• **Task brief**
Out of the lines below, please list those that hold the string "signal".

• **Extracted records**

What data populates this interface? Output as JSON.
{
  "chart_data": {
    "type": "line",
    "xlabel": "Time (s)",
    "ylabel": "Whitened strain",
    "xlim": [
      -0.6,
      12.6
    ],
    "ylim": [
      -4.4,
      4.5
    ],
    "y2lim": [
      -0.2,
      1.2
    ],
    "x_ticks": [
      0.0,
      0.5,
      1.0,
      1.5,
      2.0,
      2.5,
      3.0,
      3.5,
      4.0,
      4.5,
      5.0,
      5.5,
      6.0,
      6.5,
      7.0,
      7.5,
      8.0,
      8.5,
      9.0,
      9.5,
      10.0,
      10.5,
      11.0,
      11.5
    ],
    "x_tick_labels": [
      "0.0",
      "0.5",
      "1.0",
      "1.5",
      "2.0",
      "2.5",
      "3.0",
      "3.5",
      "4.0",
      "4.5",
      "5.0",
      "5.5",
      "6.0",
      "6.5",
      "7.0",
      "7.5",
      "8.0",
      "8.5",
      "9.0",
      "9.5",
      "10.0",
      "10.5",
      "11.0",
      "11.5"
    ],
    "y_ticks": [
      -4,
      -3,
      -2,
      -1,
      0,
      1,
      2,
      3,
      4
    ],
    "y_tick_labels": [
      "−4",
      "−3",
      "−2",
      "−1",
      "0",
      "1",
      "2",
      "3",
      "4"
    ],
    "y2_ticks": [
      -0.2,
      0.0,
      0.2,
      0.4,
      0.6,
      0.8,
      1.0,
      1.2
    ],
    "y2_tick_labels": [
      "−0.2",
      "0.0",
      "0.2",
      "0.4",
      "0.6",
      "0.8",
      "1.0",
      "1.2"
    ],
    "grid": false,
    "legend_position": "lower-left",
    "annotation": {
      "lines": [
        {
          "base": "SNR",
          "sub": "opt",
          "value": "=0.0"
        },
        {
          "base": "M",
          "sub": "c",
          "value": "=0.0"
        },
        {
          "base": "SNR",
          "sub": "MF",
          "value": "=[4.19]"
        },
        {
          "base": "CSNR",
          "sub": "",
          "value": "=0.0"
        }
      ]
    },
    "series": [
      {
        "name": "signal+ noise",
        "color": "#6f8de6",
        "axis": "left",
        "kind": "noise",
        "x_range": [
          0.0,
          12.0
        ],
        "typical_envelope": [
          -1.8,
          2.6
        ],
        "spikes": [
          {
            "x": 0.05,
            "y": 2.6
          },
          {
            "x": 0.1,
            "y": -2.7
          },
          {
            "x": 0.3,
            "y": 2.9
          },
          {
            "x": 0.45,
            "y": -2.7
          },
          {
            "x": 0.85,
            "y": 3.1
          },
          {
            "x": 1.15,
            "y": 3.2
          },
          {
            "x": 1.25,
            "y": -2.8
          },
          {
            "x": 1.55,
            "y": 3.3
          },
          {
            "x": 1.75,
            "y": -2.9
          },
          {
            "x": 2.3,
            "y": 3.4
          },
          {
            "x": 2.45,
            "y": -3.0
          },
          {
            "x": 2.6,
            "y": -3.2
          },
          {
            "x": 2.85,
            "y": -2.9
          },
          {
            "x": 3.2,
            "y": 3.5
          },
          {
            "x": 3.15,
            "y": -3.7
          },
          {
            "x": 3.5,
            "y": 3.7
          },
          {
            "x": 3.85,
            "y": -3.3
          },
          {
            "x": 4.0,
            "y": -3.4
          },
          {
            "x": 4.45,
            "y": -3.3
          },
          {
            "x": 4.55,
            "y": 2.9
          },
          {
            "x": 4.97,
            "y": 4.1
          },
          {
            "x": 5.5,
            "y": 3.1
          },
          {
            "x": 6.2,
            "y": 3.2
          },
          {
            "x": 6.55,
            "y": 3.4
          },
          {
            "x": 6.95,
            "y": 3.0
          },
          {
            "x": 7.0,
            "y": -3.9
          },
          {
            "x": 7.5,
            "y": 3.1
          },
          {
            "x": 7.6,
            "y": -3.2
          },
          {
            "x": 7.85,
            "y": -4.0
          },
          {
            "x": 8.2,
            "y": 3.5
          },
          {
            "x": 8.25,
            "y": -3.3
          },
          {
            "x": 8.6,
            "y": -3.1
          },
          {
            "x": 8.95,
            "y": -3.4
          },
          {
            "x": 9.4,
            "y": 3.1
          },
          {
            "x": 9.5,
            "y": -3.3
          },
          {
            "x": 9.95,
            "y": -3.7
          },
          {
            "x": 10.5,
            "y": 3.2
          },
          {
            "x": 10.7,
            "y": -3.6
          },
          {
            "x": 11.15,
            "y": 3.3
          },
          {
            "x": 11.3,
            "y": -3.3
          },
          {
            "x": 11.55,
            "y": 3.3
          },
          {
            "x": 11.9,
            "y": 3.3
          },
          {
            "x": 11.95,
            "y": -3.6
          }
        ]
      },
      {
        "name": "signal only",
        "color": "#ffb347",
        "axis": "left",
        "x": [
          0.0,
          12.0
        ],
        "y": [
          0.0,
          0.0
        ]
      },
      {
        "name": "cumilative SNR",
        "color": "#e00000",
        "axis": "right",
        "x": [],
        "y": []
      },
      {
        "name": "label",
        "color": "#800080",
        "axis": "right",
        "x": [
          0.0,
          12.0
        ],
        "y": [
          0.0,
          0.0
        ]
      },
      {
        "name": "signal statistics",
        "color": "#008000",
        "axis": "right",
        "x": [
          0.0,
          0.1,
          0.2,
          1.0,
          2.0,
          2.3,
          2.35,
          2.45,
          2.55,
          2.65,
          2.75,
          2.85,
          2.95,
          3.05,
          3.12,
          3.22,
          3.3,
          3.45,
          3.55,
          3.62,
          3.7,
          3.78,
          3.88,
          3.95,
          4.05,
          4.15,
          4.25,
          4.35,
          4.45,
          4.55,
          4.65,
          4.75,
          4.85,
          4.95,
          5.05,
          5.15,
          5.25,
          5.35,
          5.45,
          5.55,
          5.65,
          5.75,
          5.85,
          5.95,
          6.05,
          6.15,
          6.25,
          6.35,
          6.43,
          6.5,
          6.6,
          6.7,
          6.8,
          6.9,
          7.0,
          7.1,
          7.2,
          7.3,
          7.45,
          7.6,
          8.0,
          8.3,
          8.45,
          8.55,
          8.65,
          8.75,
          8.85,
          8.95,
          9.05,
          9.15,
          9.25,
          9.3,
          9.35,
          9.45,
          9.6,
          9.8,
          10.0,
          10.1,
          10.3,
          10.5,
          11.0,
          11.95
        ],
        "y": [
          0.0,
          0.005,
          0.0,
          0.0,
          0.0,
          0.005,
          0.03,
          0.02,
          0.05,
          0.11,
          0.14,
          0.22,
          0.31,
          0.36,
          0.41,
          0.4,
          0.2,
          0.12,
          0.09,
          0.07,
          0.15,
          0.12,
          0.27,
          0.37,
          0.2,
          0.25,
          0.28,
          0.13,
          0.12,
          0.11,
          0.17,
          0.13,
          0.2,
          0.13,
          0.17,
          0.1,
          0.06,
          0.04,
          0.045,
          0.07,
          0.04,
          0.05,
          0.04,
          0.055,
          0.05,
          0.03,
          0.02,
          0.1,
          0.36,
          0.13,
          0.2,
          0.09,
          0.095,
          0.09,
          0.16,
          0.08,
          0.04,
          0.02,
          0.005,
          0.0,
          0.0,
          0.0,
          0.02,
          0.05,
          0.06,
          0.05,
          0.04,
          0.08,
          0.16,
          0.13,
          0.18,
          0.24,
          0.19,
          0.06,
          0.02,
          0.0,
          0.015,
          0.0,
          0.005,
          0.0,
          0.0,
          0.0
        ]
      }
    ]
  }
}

• **Reply to the task**
        "name": "signal+ noise",
        "name": "signal only",
        "name": "signal statistics",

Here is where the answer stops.